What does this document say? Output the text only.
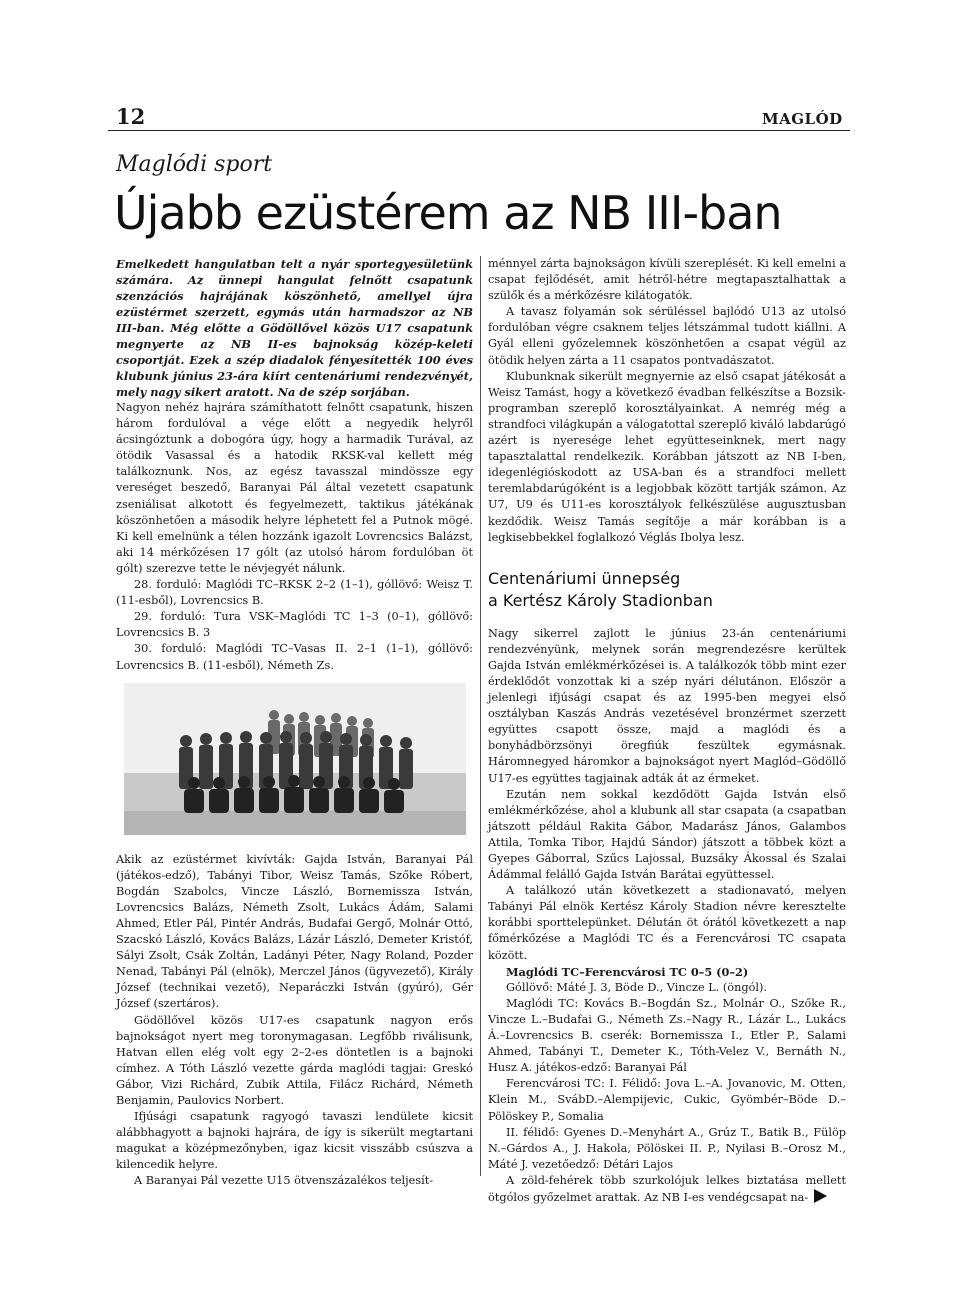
12	MAGLÓD
Maglódi sport
Újabb ezüstérem az NB III-ban

Emelkedett hangulatban telt a nyár sportegyesületünk számára. Az ünnepi hangulat felnőtt csapatunk szenzációs hajrájának köszönhető, amellyel újra ezüstérmet szerzett, egymás után harmadszor az NB III-ban. Még előtte a Gödöllővel közös U17 csapatunk megnyerte az NB II-es bajnokság közép-keleti csoportját. Ezek a szép diadalok fényesítették 100 éves klubunk június 23-ára kiírt centenáriumi rendezvényét, mely nagy sikert aratott. Na de szép sorjában.

Nagyon nehéz hajrára számíthatott felnőtt csapatunk, hiszen három fordulóval a vége előtt a negyedik helyről ácsingóztunk a dobogóra úgy, hogy a harmadik Turával, az ötödik Vasassal és a hatodik RKSK-val kellett még találkoznunk. Nos, az egész tavasszal mindössze egy vereséget beszedő, Baranyai Pál által vezetett csapatunk zseniálisat alkotott és fegyelmezett, taktikus játékának köszönhetően a második helyre léphetett fel a Putnok mögé. Ki kell emelnünk a télen hozzánk igazolt Lovrencsics Balázst, aki 14 mérkőzésen 17 gólt (az utolsó három fordulóban öt gólt) szerezve tette le névjegyét nálunk.

28. forduló: Maglódi TC–RKSK 2–2 (1–1), góllövő: Weisz T. (11-esből), Lovrencsics B.

29. forduló: Tura VSK–Maglódi TC 1–3 (0–1), góllövő: Lovrencsics B. 3

30. forduló: Maglódi TC–Vasas II. 2–1 (1–1), góllövő: Lovrencsics B. (11-esből), Németh Zs.

Akik az ezüstérmet kivívták: Gajda István, Baranyai Pál (játékos-edző), Tabányi Tibor, Weisz Tamás, Szőke Róbert, Bogdán Szabolcs, Vincze László, Bornemissza István, Lovrencsics Balázs, Németh Zsolt, Lukács Ádám, Salami Ahmed, Etler Pál, Pintér András, Budafai Gergő, Molnár Ottó, Szacskó László, Kovács Balázs, Lázár László, Demeter Kristóf, Sályi Zsolt, Csák Zoltán, Ladányi Péter, Nagy Roland, Pozder Nenad, Tabányi Pál (elnök), Merczel János (ügyvezető), Király József (technikai vezető), Neparáczki István (gyúró), Gér József (szertáros).

Gödöllővel közös U17-es csapatunk nagyon erős bajnokságot nyert meg toronymagasan. Legfőbb riválisunk, Hatvan ellen elég volt egy 2–2-es döntetlen is a bajnoki címhez. A Tóth László vezette gárda maglódi tagjai: Greskó Gábor, Vizi Richárd, Zubik Attila, Filácz Richárd, Németh Benjamin, Paulovics Norbert.

Ifjúsági csapatunk ragyogó tavaszi lendülete kicsit alábbhagyott a bajnoki hajrára, de így is sikerült megtartani magukat a középmezőnyben, igaz kicsit visszább csúszva a kilencedik helyre.

A Baranyai Pál vezette U15 ötvenszázalékos teljesít-

ménnyel zárta bajnokságon kívüli szereplését. Ki kell emelni a csapat fejlődését, amit hétről-hétre megtapasztalhattak a szülők és a mérkőzésre kilátogatók.

A tavasz folyamán sok sérüléssel bajlódó U13 az utolsó fordulóban végre csaknem teljes létszámmal tudott kiállni. A Gyál elleni győzelemnek köszönhetően a csapat végül az ötödik helyen zárta a 11 csapatos pontvadászatot.

Klubunknak sikerült megnyernie az első csapat játékosát a Weisz Tamást, hogy a következő évadban felkészítse a Bozsik-programban szereplő korosztályainkat. A nemrég még a strandfoci világkupán a válogatottal szereplő kiváló labdarúgó azért is nyeresége lehet együtteseinknek, mert nagy tapasztalattal rendelkezik. Korábban játszott az NB I-ben, idegenlégióskodott az USA-ban és a strandfoci mellett teremlabdarúgóként is a legjobbak között tartják számon. Az U7, U9 és U11-es korosztályok felkészülése augusztusban kezdődik. Weisz Tamás segítője a már korábban is a legkisebbekkel foglalkozó Véglás Ibolya lesz.

Centenáriumi ünnepség
a Kertész Károly Stadionban

Nagy sikerrel zajlott le június 23-án centenáriumi rendezvényünk, melynek során megrendezésre kerültek Gajda István emlékmérkőzései is. A találkozók több mint ezer érdeklődőt vonzottak ki a szép nyári délutánon. Először a jelenlegi ifjúsági csapat és az 1995-ben megyei első osztályban Kaszás András vezetésével bronzérmet szerzett együttes csapott össze, majd a maglódi és a bonyhádbörzsönyi öregfiúk feszültek egymásnak. Háromnegyed háromkor a bajnokságot nyert Maglód–Gödöllő U17-es együttes tagjainak adták át az érmeket.

Ezután nem sokkal kezdődött Gajda István első emlékmérkőzése, ahol a klubunk all star csapata (a csapatban játszott például Rakita Gábor, Madarász János, Galambos Attila, Tomka Tibor, Hajdú Sándor) játszott a többek közt a Gyepes Gáborral, Szűcs Lajossal, Buzsáky Ákossal és Szalai Ádámmal felálló Gajda István Barátai együttessel.

A találkozó után következett a stadionavató, melyen Tabányi Pál elnök Kertész Károly Stadion névre keresztelte korábbi sporttelepünket. Délután öt órától következett a nap főmérkőzése a Maglódi TC és a Ferencvárosi TC csapata között.

Maglódi TC–Ferencvárosi TC 0–5 (0–2)

Góllövő: Máté J. 3, Böde D., Vincze L. (öngól).

Maglódi TC: Kovács B.–Bogdán Sz., Molnár O., Szőke R., Vincze L.–Budafai G., Németh Zs.–Nagy R., Lázár L., Lukács Á.–Lovrencsics B. cserék: Bornemissza I., Etler P., Salami Ahmed, Tabányi T., Demeter K., Tóth-Velez V., Bernáth N., Husz A. játékos-edző: Baranyai Pál

Ferencvárosi TC: I. Félidő: Jova L.–A. Jovanovic, M. Otten, Klein M., SvábD.–Alempijevic, Cukic, Gyömbér–Böde D.–Pölöskey P., Somalia

II. félidő: Gyenes D.–Menyhárt A., Grúz T., Batik B., Fülöp N.–Gárdos A., J. Hakola, Pölöskei II. P., Nyilasi B.–Orosz M., Máté J. vezetőedző: Détári Lajos

A zöld-fehérek több szurkolójuk lelkes biztatása mellett ötgólos győzelmet arattak. Az NB I-es vendégcsapat na-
•••••
■ Exercise ■
Every record above should be written out again without change, except that the pictures are left out.

■ Exercise output ■
What does this document say? Output the text only.
12	MAGLÓD
Maglódi sport
Újabb ezüstérem az NB III-ban

Emelkedett hangulatban telt a nyár sportegyesületünk számára. Az ünnepi hangulat felnőtt csapatunk szenzációs hajrájának köszönhető, amellyel újra ezüstérmet szerzett, egymás után harmadszor az NB III-ban. Még előtte a Gödöllővel közös U17 csapatunk megnyerte az NB II-es bajnokság közép-keleti csoportját. Ezek a szép diadalok fényesítették 100 éves klubunk június 23-ára kiírt centenáriumi rendezvényét, mely nagy sikert aratott. Na de szép sorjában.

Nagyon nehéz hajrára számíthatott felnőtt csapatunk, hiszen három fordulóval a vége előtt a negyedik helyről ácsingóztunk a dobogóra úgy, hogy a harmadik Turával, az ötödik Vasassal és a hatodik RKSK-val kellett még találkoznunk. Nos, az egész tavasszal mindössze egy vereséget beszedő, Baranyai Pál által vezetett csapatunk zseniálisat alkotott és fegyelmezett, taktikus játékának köszönhetően a második helyre léphetett fel a Putnok mögé. Ki kell emelnünk a télen hozzánk igazolt Lovrencsics Balázst, aki 14 mérkőzésen 17 gólt (az utolsó három fordulóban öt gólt) szerezve tette le névjegyét nálunk.

28. forduló: Maglódi TC–RKSK 2–2 (1–1), góllövő: Weisz T. (11-esből), Lovrencsics B.

29. forduló: Tura VSK–Maglódi TC 1–3 (0–1), góllövő: Lovrencsics B. 3

30. forduló: Maglódi TC–Vasas II. 2–1 (1–1), góllövő: Lovrencsics B. (11-esből), Németh Zs.

Akik az ezüstérmet kivívták: Gajda István, Baranyai Pál (játékos-edző), Tabányi Tibor, Weisz Tamás, Szőke Róbert, Bogdán Szabolcs, Vincze László, Bornemissza István, Lovrencsics Balázs, Németh Zsolt, Lukács Ádám, Salami Ahmed, Etler Pál, Pintér András, Budafai Gergő, Molnár Ottó, Szacskó László, Kovács Balázs, Lázár László, Demeter Kristóf, Sályi Zsolt, Csák Zoltán, Ladányi Péter, Nagy Roland, Pozder Nenad, Tabányi Pál (elnök), Merczel János (ügyvezető), Király József (technikai vezető), Neparáczki István (gyúró), Gér József (szertáros).

Gödöllővel közös U17-es csapatunk nagyon erős bajnokságot nyert meg toronymagasan. Legfőbb riválisunk, Hatvan ellen elég volt egy 2–2-es döntetlen is a bajnoki címhez. A Tóth László vezette gárda maglódi tagjai: Greskó Gábor, Vizi Richárd, Zubik Attila, Filácz Richárd, Németh Benjamin, Paulovics Norbert.

Ifjúsági csapatunk ragyogó tavaszi lendülete kicsit alábbhagyott a bajnoki hajrára, de így is sikerült megtartani magukat a középmezőnyben, igaz kicsit visszább csúszva a kilencedik helyre.

A Baranyai Pál vezette U15 ötvenszázalékos teljesít-

ménnyel zárta bajnokságon kívüli szereplését. Ki kell emelni a csapat fejlődését, amit hétről-hétre megtapasztalhattak a szülők és a mérkőzésre kilátogatók.

A tavasz folyamán sok sérüléssel bajlódó U13 az utolsó fordulóban végre csaknem teljes létszámmal tudott kiállni. A Gyál elleni győzelemnek köszönhetően a csapat végül az ötödik helyen zárta a 11 csapatos pontvadászatot.

Klubunknak sikerült megnyernie az első csapat játékosát a Weisz Tamást, hogy a következő évadban felkészítse a Bozsik-programban szereplő korosztályainkat. A nemrég még a strandfoci világkupán a válogatottal szereplő kiváló labdarúgó azért is nyeresége lehet együtteseinknek, mert nagy tapasztalattal rendelkezik. Korábban játszott az NB I-ben, idegenlégióskodott az USA-ban és a strandfoci mellett teremlabdarúgóként is a legjobbak között tartják számon. Az U7, U9 és U11-es korosztályok felkészülése augusztusban kezdődik. Weisz Tamás segítője a már korábban is a legkisebbekkel foglalkozó Véglás Ibolya lesz.

Centenáriumi ünnepség
a Kertész Károly Stadionban

Nagy sikerrel zajlott le június 23-án centenáriumi rendezvényünk, melynek során megrendezésre kerültek Gajda István emlékmérkőzései is. A találkozók több mint ezer érdeklődőt vonzottak ki a szép nyári délutánon. Először a jelenlegi ifjúsági csapat és az 1995-ben megyei első osztályban Kaszás András vezetésével bronzérmet szerzett együttes csapott össze, majd a maglódi és a bonyhádbörzsönyi öregfiúk feszültek egymásnak. Háromnegyed háromkor a bajnokságot nyert Maglód–Gödöllő U17-es együttes tagjainak adták át az érmeket.

Ezután nem sokkal kezdődött Gajda István első emlékmérkőzése, ahol a klubunk all star csapata (a csapatban játszott például Rakita Gábor, Madarász János, Galambos Attila, Tomka Tibor, Hajdú Sándor) játszott a többek közt a Gyepes Gáborral, Szűcs Lajossal, Buzsáky Ákossal és Szalai Ádámmal felálló Gajda István Barátai együttessel.

A találkozó után következett a stadionavató, melyen Tabányi Pál elnök Kertész Károly Stadion névre keresztelte korábbi sporttelepünket. Délután öt órától következett a nap főmérkőzése a Maglódi TC és a Ferencvárosi TC csapata között.

Maglódi TC–Ferencvárosi TC 0–5 (0–2)

Góllövő: Máté J. 3, Böde D., Vincze L. (öngól).

Maglódi TC: Kovács B.–Bogdán Sz., Molnár O., Szőke R., Vincze L.–Budafai G., Németh Zs.–Nagy R., Lázár L., Lukács Á.–Lovrencsics B. cserék: Bornemissza I., Etler P., Salami Ahmed, Tabányi T., Demeter K., Tóth-Velez V., Bernáth N., Husz A. játékos-edző: Baranyai Pál

Ferencvárosi TC: I. Félidő: Jova L.–A. Jovanovic, M. Otten, Klein M., SvábD.–Alempijevic, Cukic, Gyömbér–Böde D.–Pölöskey P., Somalia

II. félidő: Gyenes D.–Menyhárt A., Grúz T., Batik B., Fülöp N.–Gárdos A., J. Hakola, Pölöskei II. P., Nyilasi B.–Orosz M., Máté J. vezetőedző: Détári Lajos

A zöld-fehérek több szurkolójuk lelkes biztatása mellett ötgólos győzelmet arattak. Az NB I-es vendégcsapat na-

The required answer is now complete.